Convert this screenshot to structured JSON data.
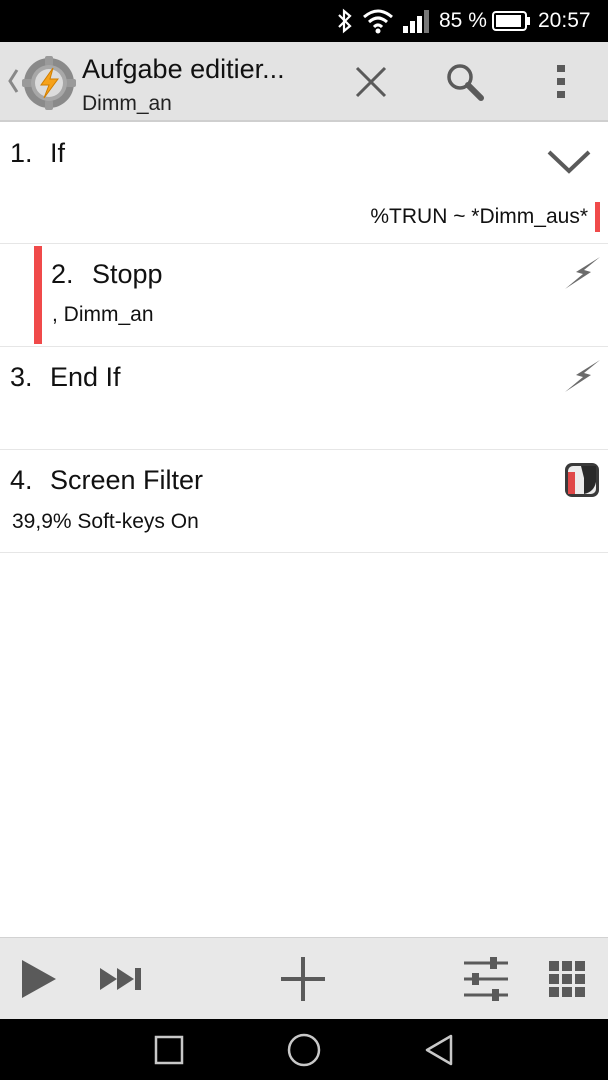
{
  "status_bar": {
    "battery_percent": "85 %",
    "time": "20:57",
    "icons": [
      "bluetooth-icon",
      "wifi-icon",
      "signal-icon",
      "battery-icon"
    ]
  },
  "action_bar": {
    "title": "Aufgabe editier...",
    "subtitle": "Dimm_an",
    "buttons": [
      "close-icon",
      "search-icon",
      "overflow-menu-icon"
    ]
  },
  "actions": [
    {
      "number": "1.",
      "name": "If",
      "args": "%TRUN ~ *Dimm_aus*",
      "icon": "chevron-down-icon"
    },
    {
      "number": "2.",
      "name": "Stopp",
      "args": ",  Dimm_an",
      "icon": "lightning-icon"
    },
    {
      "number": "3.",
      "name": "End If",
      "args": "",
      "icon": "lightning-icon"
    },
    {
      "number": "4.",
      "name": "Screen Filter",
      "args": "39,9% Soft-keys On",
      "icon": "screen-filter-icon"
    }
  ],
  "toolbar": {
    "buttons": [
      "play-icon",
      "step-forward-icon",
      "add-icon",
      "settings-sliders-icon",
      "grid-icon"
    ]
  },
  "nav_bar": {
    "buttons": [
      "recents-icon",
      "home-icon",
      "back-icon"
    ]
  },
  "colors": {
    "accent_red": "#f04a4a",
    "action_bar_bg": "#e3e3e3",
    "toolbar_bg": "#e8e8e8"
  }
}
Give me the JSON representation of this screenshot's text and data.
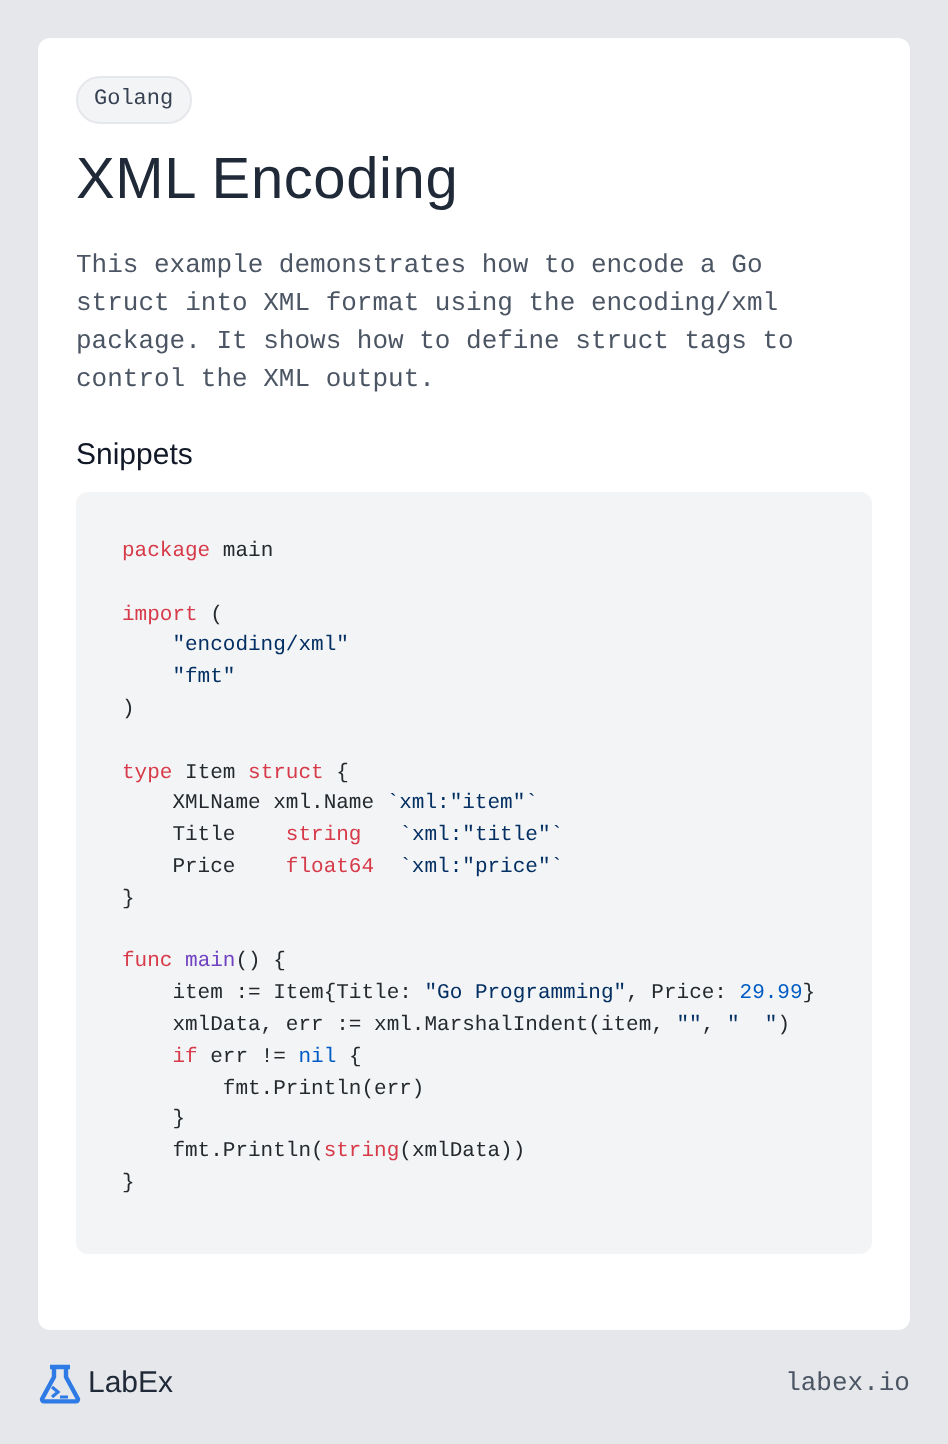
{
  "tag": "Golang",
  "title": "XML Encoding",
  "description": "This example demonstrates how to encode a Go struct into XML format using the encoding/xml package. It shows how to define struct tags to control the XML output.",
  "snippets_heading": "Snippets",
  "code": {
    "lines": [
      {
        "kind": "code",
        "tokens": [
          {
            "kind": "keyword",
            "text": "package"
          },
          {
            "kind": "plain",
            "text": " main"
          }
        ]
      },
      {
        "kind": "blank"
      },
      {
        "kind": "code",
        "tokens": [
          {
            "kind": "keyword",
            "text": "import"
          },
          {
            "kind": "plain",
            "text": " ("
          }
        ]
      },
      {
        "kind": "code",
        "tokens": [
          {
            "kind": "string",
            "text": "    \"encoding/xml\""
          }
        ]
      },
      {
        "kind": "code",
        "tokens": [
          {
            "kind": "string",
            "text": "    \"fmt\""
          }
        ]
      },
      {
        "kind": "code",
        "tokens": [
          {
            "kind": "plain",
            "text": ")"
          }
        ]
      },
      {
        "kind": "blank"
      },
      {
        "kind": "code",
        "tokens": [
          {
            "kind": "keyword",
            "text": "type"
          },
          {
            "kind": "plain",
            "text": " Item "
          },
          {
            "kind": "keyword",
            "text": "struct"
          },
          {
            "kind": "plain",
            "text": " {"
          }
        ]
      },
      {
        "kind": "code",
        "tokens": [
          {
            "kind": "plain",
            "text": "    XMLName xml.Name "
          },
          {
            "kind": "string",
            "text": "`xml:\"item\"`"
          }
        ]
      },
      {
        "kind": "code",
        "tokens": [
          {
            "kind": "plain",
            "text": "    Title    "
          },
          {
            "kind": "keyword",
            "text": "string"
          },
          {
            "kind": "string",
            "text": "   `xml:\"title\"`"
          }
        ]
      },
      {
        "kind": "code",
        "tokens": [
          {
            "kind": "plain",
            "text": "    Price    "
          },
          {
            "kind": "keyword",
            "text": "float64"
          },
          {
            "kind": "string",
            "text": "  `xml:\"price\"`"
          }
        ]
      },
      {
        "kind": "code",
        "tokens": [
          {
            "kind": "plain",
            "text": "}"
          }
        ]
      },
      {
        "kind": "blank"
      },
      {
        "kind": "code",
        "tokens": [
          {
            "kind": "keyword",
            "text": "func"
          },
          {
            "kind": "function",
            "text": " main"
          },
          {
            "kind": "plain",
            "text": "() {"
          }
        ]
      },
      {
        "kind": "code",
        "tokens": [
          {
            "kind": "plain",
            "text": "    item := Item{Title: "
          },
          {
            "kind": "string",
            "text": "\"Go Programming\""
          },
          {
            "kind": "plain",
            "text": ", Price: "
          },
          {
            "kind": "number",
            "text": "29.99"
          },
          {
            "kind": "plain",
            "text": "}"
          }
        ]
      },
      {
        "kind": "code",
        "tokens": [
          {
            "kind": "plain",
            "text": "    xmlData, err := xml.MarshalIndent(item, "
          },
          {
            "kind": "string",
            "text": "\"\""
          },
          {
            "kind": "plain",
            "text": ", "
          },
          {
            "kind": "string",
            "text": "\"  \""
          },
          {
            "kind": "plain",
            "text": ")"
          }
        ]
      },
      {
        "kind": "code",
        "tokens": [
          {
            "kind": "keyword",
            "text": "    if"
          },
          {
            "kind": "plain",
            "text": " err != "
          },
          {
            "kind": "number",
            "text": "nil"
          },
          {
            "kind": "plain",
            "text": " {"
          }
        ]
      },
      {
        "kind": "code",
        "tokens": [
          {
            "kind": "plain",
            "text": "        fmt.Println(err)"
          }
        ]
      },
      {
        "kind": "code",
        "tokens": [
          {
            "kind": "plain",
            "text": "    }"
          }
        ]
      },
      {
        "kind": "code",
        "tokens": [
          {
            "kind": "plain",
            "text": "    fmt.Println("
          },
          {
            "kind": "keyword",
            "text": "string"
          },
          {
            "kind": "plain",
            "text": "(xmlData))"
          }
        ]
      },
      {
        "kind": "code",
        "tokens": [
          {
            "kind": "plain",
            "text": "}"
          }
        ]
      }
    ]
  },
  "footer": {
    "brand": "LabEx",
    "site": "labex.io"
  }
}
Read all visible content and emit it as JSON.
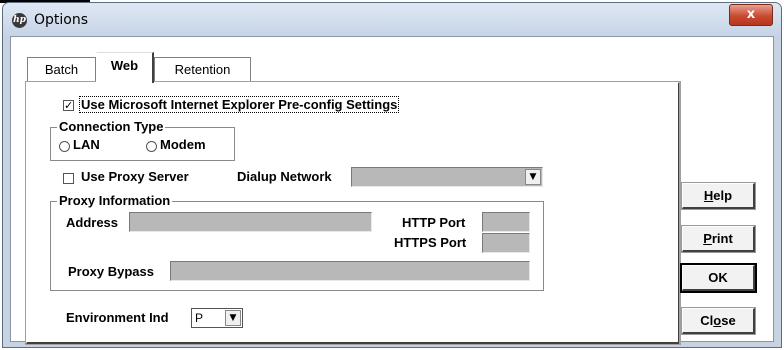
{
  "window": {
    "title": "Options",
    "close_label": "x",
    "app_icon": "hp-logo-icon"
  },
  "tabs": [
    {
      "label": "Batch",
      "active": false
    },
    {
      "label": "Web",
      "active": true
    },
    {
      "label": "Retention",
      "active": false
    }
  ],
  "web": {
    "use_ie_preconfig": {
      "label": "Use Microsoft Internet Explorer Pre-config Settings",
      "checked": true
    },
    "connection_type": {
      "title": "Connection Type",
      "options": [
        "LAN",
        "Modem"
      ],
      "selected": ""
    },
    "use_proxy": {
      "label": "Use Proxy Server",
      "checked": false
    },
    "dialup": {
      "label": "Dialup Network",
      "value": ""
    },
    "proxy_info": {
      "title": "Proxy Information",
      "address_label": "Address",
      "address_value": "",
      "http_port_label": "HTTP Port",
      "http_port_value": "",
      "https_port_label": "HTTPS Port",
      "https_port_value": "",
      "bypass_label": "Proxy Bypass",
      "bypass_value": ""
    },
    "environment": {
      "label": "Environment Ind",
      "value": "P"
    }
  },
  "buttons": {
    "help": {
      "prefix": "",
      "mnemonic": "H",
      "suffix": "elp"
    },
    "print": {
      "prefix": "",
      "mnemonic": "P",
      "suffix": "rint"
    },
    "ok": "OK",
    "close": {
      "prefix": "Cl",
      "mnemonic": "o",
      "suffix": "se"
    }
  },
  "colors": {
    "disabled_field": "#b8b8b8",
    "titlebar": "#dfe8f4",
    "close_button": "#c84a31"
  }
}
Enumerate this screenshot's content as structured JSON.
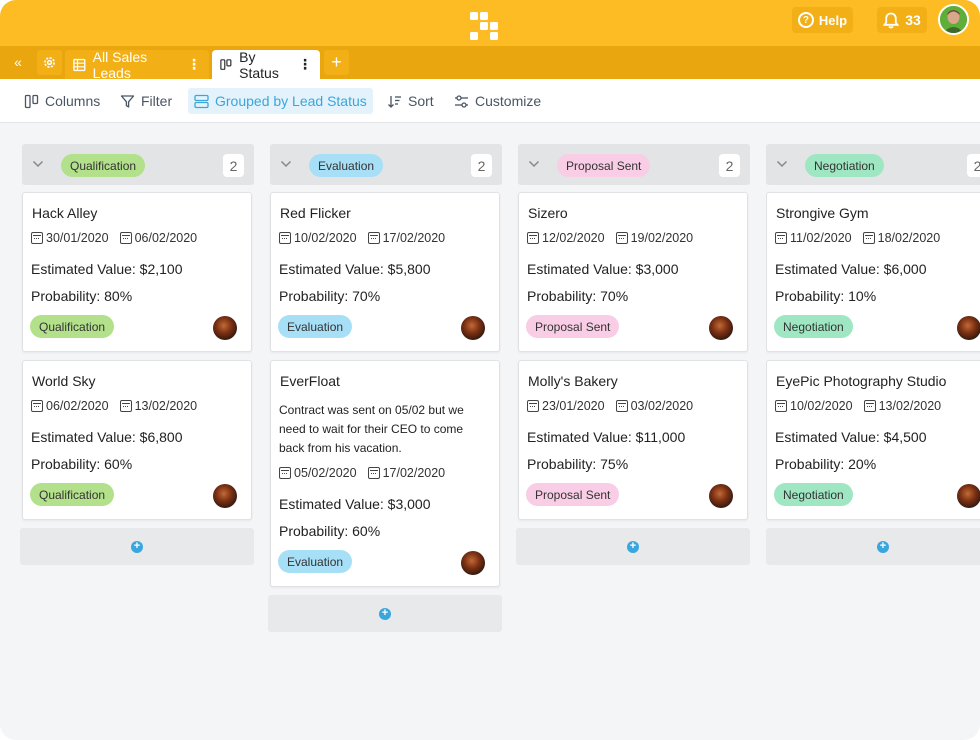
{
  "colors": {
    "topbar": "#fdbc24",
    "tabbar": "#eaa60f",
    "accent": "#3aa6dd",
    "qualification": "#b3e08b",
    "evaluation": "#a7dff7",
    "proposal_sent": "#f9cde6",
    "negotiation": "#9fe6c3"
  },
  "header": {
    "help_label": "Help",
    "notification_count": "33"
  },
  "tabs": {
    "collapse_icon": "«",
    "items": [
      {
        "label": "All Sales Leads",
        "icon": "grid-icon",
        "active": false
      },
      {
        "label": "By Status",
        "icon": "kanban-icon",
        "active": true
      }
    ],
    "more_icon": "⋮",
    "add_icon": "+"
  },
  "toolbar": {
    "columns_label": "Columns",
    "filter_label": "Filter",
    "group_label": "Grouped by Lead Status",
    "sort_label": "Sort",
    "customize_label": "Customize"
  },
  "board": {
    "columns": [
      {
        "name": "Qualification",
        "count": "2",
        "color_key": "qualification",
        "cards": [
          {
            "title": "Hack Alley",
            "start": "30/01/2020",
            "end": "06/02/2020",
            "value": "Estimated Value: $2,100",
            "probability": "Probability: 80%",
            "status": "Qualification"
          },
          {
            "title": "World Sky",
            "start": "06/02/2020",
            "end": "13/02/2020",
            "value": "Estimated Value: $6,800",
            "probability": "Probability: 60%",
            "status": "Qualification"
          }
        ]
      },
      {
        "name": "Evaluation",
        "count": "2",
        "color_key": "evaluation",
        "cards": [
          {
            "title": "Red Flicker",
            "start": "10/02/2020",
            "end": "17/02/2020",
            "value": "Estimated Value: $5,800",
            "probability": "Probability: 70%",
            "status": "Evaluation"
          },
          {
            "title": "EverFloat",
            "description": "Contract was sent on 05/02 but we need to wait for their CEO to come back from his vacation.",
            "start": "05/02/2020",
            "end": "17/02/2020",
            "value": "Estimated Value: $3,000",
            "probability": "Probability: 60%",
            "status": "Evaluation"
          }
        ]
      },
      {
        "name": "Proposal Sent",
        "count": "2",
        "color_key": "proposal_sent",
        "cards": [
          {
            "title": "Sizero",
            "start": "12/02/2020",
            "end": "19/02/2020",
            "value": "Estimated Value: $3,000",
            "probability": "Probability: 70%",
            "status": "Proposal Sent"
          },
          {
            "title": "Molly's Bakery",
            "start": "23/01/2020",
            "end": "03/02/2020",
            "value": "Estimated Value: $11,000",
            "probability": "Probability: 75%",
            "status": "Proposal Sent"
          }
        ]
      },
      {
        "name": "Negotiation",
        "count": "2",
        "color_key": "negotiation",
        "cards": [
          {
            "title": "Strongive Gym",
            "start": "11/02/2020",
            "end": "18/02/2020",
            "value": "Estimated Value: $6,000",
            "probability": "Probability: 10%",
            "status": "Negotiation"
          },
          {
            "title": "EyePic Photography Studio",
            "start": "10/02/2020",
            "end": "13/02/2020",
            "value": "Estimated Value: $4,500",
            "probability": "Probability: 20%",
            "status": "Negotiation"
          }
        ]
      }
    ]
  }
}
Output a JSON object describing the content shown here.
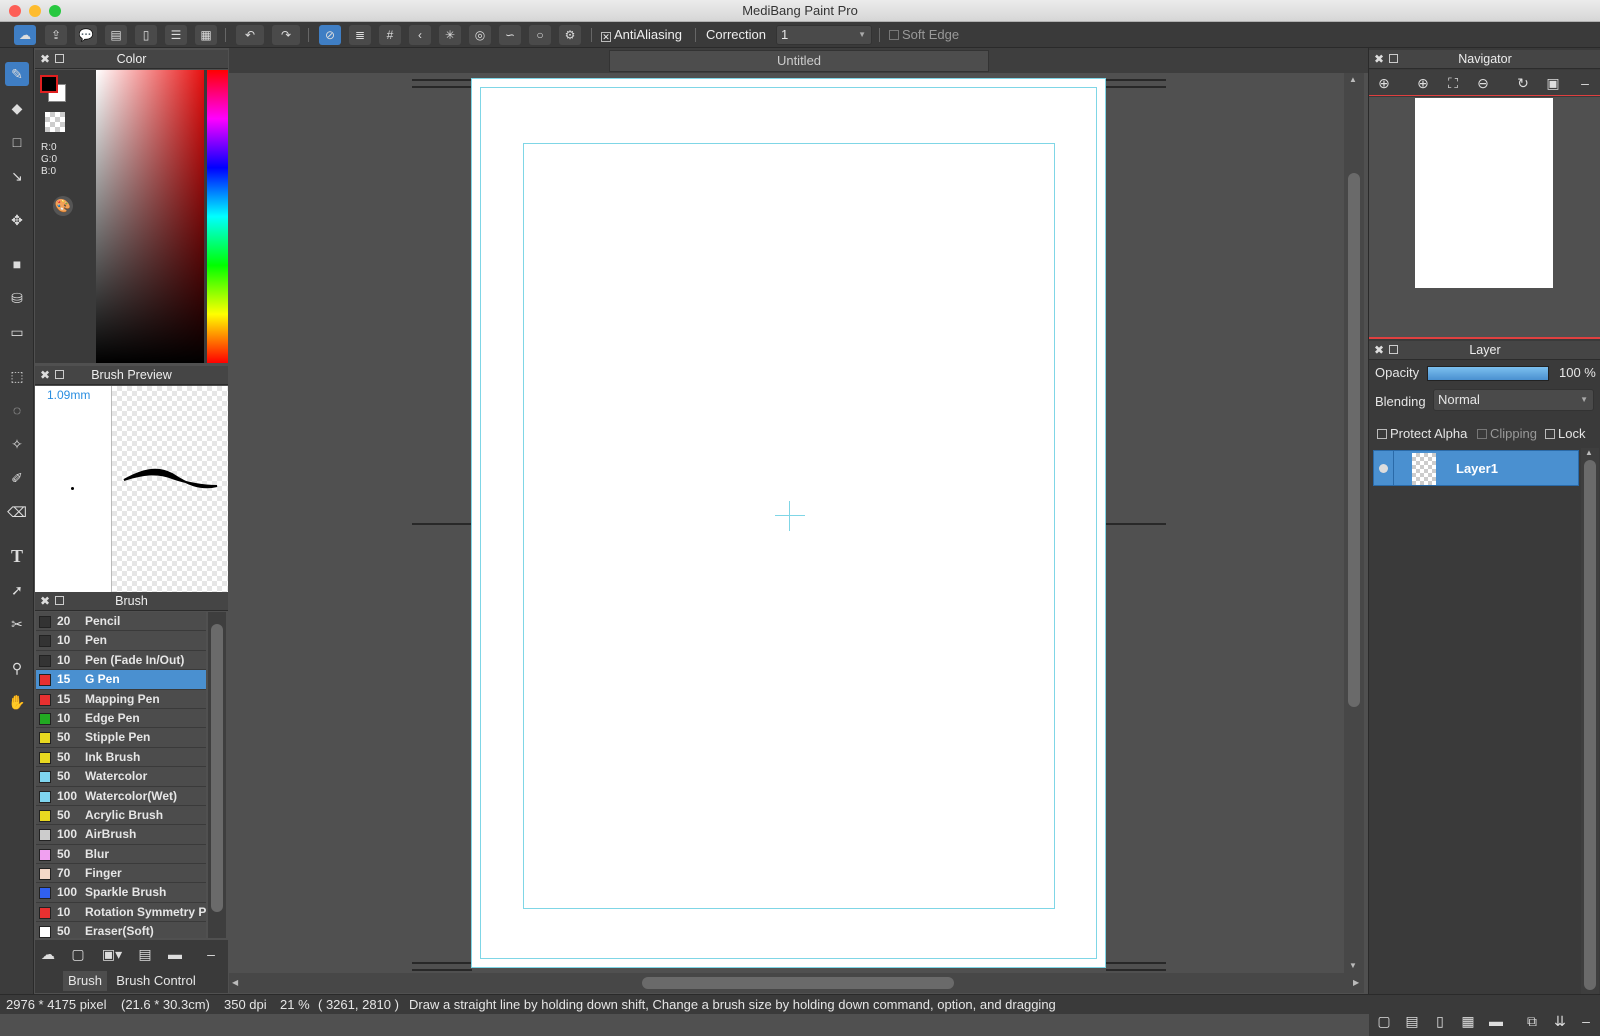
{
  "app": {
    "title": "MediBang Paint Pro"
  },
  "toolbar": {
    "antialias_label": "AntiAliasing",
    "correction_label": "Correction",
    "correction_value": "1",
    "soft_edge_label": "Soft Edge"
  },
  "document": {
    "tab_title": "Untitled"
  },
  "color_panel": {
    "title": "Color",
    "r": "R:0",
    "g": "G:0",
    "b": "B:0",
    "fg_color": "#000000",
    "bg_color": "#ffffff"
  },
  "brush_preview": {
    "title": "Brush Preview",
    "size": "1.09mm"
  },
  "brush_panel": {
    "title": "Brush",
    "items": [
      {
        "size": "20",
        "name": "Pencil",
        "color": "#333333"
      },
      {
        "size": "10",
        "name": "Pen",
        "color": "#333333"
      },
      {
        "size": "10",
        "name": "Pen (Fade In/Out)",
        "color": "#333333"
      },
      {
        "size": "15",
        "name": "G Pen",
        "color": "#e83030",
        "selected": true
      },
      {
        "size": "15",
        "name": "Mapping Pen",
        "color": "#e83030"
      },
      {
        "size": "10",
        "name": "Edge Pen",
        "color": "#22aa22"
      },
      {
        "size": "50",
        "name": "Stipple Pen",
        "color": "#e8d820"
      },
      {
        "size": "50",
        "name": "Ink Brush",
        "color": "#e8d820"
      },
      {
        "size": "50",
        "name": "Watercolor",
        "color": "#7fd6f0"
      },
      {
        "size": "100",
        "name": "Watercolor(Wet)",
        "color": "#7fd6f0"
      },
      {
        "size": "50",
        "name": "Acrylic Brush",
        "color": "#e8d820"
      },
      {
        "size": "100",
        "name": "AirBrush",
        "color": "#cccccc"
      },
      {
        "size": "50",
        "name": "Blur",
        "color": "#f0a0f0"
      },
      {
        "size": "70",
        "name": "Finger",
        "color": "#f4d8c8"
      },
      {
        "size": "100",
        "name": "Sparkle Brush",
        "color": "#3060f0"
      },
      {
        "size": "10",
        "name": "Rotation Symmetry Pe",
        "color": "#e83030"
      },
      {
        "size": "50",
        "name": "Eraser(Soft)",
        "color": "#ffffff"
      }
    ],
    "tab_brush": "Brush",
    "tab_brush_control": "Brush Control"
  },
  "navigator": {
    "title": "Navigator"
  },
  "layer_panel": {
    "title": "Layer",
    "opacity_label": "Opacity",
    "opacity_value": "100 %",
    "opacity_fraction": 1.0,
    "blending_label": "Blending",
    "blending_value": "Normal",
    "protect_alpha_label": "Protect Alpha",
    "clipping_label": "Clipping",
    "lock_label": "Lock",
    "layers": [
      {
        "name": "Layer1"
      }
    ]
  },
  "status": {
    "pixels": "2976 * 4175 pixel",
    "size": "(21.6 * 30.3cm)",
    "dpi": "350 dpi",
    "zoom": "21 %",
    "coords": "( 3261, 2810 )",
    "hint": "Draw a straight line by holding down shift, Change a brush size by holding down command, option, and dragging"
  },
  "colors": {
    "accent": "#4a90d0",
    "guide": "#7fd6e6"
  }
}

● ● ● ● ●

Collect the lines of the records that include the string "content".

Read all visible content and emit it as JSON.
Enumerate this screenshot's content as structured JSON.
Output a JSON object describing the content shown here.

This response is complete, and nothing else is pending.